— INSTRUCTION —
Find all lines in the records that include the word "Main", and copy them out.
* * *
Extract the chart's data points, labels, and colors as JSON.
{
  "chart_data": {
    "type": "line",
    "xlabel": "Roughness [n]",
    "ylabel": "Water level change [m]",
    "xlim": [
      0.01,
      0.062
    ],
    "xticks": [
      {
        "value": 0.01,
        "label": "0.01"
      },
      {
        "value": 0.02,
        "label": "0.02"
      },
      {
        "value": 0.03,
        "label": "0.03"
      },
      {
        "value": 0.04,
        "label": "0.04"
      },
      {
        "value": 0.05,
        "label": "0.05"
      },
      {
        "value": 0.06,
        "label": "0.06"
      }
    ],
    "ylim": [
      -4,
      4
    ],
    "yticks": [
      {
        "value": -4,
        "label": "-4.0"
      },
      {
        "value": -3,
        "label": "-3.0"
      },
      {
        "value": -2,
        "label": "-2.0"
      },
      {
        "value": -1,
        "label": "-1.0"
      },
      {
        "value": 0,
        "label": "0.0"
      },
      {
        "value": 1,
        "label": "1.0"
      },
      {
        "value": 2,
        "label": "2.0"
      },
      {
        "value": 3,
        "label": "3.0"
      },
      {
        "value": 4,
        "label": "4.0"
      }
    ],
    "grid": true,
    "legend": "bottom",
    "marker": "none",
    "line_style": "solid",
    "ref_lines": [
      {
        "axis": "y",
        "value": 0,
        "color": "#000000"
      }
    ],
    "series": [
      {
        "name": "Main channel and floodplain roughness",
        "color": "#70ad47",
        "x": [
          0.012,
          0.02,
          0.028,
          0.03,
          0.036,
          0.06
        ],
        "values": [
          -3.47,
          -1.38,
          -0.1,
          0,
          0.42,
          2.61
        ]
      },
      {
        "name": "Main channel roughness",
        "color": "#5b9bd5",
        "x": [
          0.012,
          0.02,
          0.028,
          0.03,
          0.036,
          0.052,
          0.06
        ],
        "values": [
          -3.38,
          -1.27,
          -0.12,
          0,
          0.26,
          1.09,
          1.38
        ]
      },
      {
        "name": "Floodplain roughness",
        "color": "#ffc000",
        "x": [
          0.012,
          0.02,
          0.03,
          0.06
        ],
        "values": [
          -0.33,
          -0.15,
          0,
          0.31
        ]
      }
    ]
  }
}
* * *
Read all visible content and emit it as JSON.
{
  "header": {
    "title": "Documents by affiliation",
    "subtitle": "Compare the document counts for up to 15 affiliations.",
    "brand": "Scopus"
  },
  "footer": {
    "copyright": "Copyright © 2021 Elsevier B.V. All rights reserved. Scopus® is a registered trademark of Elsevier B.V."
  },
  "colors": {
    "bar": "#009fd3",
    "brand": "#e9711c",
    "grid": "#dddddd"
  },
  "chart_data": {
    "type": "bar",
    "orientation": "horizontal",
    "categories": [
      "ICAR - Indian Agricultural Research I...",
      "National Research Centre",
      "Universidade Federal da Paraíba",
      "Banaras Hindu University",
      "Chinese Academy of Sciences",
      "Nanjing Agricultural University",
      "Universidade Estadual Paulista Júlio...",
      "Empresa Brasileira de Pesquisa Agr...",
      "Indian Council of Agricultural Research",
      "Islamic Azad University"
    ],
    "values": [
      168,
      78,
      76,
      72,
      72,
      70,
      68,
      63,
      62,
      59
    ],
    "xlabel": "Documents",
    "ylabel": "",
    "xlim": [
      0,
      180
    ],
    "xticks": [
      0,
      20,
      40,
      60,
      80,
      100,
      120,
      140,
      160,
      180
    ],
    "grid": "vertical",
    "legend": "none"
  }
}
* * *
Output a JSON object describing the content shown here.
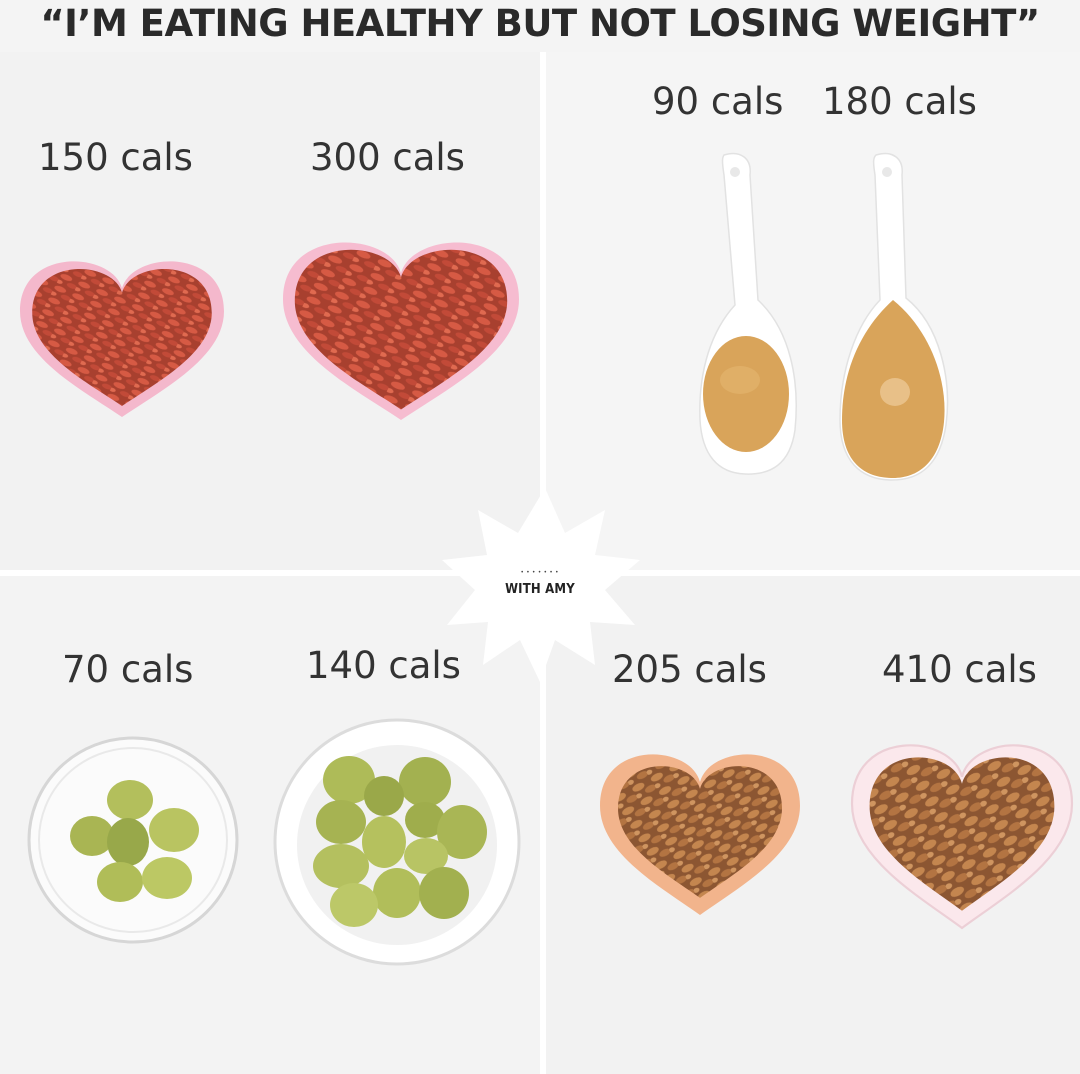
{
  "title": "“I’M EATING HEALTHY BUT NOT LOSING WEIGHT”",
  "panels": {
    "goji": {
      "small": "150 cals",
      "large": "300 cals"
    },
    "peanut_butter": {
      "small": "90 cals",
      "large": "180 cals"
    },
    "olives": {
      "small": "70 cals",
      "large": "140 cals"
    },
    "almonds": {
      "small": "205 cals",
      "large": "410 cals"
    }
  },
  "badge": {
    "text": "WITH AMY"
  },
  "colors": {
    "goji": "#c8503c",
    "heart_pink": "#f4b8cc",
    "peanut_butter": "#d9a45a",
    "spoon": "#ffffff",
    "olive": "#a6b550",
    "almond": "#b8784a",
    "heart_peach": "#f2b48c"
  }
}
* * *
— REPLY TO THE TASK —
        "name": "Main channel and floodplain roughness",
        "name": "Main channel roughness",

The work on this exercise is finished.